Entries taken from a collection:
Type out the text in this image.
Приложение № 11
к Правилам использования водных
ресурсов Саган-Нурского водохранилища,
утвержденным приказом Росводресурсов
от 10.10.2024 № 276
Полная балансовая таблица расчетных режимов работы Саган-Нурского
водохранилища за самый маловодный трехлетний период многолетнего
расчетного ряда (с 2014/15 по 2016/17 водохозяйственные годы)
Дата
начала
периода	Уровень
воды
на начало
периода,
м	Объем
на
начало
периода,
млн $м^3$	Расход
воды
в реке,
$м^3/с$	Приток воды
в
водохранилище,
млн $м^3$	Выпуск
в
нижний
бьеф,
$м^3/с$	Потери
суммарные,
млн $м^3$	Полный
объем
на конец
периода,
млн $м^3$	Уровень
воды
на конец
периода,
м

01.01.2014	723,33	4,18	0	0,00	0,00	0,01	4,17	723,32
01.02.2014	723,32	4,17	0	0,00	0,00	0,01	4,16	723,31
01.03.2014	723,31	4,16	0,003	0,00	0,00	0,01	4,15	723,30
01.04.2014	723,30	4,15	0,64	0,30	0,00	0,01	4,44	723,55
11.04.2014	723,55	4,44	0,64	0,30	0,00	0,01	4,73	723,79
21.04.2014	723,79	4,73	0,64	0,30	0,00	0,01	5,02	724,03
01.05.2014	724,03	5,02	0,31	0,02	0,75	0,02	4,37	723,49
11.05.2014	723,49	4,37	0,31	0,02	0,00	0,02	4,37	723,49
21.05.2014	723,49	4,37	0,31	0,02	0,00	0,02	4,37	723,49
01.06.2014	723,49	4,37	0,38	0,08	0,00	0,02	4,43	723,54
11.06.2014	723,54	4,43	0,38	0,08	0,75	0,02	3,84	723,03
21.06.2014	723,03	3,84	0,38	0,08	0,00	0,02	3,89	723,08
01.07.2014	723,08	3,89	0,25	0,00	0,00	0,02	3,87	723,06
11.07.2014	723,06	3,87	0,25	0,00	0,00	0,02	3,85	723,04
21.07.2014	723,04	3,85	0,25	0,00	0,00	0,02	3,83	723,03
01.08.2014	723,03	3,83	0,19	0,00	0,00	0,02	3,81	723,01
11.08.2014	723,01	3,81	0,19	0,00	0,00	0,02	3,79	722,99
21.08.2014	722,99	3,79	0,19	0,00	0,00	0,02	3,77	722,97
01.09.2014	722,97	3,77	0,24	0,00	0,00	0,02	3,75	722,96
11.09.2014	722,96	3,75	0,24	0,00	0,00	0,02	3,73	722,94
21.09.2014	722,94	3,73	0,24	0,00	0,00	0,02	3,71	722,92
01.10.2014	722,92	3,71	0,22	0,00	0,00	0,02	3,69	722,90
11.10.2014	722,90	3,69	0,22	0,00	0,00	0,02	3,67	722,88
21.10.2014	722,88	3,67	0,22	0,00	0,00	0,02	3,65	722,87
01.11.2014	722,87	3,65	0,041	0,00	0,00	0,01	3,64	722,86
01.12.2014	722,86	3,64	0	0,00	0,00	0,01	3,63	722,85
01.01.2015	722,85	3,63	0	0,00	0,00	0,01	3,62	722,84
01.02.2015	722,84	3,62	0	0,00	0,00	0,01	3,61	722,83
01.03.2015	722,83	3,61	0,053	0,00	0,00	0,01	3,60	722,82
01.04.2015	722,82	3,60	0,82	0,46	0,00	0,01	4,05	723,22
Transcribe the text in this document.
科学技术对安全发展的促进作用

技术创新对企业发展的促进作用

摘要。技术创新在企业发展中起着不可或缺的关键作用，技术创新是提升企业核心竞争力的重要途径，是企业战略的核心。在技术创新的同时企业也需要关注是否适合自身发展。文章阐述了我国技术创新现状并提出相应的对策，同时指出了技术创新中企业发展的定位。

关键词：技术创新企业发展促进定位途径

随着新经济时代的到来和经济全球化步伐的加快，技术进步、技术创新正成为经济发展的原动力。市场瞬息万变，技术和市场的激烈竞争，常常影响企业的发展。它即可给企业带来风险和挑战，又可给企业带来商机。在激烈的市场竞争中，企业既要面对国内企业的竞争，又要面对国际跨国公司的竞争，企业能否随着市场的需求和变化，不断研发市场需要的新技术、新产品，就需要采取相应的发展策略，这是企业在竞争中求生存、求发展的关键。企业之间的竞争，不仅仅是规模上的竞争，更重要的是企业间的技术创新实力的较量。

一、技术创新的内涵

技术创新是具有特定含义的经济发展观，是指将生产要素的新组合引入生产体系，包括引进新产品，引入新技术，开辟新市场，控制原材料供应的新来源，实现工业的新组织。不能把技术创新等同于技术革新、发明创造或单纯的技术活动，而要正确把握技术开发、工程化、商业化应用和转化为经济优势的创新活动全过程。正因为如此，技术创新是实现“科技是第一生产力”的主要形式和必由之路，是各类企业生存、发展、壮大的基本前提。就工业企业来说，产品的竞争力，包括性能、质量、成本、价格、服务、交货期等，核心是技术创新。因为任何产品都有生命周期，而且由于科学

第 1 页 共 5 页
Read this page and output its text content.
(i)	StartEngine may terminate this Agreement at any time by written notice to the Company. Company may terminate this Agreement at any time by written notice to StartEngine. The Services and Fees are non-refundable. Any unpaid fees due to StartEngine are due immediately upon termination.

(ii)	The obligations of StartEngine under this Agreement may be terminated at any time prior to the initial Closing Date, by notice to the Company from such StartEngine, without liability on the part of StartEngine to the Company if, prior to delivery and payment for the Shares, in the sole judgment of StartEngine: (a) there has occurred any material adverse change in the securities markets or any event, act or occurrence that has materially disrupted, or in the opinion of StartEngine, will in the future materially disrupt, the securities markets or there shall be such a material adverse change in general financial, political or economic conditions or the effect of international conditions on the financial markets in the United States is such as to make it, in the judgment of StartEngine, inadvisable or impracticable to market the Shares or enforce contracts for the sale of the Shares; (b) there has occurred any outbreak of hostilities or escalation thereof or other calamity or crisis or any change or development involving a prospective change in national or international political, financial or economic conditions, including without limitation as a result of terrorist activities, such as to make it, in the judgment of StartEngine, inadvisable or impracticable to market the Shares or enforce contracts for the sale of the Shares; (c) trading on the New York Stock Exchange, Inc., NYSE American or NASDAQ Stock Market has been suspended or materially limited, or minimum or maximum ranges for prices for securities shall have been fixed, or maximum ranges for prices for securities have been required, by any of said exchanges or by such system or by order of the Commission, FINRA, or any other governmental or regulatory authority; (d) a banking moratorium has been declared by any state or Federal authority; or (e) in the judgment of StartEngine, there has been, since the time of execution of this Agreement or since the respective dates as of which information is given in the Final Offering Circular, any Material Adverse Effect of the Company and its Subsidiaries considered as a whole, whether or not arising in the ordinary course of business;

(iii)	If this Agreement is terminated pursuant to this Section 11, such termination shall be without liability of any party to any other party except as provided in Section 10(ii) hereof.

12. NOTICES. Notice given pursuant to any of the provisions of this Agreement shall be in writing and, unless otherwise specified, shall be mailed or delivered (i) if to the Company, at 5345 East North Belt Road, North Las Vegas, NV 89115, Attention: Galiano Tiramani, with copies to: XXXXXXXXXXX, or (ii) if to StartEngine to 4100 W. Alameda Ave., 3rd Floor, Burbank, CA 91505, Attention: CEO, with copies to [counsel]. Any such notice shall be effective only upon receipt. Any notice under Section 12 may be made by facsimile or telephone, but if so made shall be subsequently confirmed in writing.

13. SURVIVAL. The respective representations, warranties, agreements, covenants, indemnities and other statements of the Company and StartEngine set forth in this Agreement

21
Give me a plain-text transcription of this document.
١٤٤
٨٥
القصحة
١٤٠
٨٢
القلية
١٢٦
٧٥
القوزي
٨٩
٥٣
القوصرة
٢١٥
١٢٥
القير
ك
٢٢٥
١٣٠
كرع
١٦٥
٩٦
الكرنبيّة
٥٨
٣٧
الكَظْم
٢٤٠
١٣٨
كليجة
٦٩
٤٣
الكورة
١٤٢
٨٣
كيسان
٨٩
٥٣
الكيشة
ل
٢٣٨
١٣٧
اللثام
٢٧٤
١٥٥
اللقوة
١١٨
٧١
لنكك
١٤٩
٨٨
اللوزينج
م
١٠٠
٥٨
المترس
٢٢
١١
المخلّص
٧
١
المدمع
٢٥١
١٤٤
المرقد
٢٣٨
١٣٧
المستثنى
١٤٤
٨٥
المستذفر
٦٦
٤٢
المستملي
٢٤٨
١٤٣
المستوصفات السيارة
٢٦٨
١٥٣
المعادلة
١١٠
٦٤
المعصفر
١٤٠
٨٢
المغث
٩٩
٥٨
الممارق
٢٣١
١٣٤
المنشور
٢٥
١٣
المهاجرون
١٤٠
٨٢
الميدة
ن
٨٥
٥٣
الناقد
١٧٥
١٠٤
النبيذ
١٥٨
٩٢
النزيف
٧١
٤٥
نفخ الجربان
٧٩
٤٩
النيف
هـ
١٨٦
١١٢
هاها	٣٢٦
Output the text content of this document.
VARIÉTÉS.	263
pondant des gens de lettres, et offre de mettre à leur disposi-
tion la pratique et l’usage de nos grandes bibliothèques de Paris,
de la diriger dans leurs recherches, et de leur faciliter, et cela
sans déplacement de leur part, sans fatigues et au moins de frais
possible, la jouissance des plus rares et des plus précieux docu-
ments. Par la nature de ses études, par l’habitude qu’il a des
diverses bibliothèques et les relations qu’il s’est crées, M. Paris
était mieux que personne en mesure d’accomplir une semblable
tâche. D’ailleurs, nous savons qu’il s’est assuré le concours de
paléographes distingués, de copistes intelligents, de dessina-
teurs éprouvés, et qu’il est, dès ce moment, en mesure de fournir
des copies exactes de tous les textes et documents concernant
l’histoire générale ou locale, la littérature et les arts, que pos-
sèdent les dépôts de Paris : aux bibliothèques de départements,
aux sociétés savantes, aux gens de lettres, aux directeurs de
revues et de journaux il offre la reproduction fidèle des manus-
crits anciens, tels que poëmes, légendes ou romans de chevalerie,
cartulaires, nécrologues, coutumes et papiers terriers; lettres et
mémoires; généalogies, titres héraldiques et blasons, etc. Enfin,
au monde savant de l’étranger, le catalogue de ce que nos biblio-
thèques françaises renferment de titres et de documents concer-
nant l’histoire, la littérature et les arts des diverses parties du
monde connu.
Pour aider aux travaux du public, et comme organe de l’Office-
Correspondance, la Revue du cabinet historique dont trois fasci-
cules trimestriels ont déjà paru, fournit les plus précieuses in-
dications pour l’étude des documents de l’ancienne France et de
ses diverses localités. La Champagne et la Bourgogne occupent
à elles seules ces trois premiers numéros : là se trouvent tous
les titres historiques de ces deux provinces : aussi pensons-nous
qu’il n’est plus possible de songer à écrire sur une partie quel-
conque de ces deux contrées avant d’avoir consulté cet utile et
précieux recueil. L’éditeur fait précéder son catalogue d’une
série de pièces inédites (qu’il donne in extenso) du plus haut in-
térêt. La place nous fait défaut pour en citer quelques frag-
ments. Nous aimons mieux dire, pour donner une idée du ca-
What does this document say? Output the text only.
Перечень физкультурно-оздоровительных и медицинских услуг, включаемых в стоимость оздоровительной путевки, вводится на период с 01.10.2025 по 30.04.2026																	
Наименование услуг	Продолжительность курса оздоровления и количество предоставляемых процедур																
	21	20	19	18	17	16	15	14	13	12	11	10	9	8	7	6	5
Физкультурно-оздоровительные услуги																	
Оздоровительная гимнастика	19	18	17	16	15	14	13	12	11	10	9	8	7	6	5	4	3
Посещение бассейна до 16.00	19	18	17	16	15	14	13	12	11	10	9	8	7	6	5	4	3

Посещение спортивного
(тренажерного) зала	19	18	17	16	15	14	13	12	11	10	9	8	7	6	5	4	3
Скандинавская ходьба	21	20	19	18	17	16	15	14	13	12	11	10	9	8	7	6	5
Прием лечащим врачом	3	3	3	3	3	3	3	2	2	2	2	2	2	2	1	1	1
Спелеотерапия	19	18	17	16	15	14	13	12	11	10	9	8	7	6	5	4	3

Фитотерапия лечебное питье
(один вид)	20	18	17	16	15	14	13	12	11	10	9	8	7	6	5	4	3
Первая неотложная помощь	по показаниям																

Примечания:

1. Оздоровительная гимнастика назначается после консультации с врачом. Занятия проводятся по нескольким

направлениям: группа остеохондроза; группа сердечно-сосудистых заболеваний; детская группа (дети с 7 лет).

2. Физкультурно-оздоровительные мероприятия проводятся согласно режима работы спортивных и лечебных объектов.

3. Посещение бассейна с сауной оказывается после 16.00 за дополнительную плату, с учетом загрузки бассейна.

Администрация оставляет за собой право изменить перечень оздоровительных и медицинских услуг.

=== Direction ===
In the material above, find each line that contains the word "медицинских", and select it.

=== Result for this task ===
Перечень физкультурно-оздоровительных и медицинских услуг, включаемых в стоимость оздоровительной путевки, вводится на период с 01.10.2025 по 30.04.2026																	
Администрация оставляет за собой право изменить перечень оздоровительных и медицинских услуг.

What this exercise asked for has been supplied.